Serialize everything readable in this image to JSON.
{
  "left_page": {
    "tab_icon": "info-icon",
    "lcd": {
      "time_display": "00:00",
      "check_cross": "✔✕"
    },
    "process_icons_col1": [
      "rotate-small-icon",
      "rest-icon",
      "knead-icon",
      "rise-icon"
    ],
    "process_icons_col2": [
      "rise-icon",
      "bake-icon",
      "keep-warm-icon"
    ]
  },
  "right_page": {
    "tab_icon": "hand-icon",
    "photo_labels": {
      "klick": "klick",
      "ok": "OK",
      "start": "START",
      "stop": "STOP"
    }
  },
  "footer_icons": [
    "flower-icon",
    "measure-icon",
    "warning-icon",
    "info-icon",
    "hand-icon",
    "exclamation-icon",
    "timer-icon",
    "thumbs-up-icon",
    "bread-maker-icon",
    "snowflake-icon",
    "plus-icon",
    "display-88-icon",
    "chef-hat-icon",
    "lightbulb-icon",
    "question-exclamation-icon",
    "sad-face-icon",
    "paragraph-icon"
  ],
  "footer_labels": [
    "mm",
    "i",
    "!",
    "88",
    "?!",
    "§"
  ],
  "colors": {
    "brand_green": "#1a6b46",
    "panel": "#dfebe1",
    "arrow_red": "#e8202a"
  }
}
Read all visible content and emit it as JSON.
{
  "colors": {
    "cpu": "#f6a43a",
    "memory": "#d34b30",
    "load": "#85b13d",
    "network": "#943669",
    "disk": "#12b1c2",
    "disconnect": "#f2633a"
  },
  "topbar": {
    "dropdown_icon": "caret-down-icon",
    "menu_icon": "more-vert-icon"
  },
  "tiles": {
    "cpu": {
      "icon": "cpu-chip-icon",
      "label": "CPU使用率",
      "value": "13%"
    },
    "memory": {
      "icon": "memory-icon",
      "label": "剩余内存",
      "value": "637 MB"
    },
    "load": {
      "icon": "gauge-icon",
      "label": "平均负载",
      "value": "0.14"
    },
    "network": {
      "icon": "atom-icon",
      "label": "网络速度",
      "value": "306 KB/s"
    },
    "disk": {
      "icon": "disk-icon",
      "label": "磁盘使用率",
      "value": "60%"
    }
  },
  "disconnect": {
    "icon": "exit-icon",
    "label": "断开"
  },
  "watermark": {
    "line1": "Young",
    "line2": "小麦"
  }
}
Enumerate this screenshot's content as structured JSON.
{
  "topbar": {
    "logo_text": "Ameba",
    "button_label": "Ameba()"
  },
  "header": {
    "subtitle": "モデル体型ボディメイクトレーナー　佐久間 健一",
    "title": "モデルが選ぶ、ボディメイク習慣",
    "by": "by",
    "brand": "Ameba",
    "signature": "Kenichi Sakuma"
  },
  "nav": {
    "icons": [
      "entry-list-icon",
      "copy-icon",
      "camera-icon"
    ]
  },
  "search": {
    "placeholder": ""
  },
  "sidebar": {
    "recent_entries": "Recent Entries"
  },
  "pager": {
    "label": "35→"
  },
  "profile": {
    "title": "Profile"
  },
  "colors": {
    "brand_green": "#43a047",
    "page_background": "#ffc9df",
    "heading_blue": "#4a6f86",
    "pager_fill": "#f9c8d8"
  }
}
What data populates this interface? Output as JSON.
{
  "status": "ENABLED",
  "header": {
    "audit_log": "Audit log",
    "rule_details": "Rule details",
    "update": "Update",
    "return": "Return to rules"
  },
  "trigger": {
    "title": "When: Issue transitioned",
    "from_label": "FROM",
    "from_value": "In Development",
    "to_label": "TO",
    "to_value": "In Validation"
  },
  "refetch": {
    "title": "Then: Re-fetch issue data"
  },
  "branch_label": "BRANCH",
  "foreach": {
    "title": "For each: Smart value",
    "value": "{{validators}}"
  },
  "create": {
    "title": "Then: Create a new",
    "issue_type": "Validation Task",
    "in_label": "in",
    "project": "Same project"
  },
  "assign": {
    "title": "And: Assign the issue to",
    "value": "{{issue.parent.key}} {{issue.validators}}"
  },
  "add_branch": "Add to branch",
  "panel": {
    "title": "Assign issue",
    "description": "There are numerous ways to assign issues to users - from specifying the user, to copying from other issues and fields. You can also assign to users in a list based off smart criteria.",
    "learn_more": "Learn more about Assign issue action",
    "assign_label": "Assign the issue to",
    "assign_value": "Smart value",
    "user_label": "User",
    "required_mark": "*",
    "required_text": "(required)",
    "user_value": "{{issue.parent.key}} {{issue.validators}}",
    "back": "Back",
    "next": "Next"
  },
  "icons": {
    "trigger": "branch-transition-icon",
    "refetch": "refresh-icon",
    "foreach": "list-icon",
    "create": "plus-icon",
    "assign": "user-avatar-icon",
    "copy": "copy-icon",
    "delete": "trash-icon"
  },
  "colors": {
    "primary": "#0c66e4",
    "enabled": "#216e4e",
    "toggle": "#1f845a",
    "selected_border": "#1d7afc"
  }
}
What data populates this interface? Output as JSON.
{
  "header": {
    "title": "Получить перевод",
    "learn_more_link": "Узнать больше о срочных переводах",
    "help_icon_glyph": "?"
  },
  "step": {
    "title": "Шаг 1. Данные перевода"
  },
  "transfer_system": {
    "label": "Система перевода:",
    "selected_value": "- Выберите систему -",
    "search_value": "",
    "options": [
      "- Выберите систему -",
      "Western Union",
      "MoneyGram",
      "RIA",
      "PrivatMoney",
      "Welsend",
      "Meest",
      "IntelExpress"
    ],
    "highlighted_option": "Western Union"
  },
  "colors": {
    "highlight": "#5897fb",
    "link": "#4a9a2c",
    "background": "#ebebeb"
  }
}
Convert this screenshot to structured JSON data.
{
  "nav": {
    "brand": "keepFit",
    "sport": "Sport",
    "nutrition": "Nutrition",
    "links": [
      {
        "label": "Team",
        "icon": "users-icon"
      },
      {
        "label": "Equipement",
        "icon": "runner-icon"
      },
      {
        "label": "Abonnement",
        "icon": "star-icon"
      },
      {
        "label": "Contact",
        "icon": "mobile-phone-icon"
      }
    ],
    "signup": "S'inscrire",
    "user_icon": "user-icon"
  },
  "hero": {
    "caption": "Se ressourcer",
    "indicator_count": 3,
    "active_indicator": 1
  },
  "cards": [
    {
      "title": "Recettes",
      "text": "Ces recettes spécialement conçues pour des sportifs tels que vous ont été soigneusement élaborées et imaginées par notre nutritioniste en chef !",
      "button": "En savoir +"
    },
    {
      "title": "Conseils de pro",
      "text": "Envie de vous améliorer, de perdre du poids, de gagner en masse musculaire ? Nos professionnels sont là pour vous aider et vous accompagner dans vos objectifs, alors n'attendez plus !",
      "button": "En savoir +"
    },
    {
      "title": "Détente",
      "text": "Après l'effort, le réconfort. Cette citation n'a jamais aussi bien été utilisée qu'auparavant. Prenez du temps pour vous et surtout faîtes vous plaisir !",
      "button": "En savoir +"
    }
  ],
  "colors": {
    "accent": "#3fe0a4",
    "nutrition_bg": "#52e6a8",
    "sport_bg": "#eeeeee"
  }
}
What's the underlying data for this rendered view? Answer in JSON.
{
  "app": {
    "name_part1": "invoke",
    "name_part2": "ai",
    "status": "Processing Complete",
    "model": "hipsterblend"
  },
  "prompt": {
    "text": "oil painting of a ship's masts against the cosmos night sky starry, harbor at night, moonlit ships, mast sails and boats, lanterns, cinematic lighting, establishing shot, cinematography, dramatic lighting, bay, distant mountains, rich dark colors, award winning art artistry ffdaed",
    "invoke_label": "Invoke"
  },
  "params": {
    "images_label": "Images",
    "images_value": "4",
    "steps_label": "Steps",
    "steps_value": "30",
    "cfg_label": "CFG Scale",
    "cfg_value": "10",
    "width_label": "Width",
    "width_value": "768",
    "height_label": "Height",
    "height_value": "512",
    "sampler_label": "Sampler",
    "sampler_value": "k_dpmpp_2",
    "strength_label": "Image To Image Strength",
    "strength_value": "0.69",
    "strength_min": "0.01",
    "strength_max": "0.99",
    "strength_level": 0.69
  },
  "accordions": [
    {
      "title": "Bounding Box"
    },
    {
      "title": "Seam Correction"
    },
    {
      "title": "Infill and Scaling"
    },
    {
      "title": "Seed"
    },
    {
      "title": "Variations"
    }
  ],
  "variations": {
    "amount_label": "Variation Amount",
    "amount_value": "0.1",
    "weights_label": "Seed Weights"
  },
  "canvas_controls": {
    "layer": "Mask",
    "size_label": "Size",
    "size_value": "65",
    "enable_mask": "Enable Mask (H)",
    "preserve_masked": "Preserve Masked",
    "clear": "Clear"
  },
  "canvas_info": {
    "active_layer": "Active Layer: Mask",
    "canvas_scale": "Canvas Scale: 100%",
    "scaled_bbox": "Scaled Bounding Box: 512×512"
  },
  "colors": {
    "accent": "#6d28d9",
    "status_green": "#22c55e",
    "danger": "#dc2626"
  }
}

- - -

■ Aim of the task ■
Find every line that holds "memory" and copy it.

■ Answer for this exercise ■
    "memory": "#d34b30",
    "memory": {
      "icon": "memory-icon",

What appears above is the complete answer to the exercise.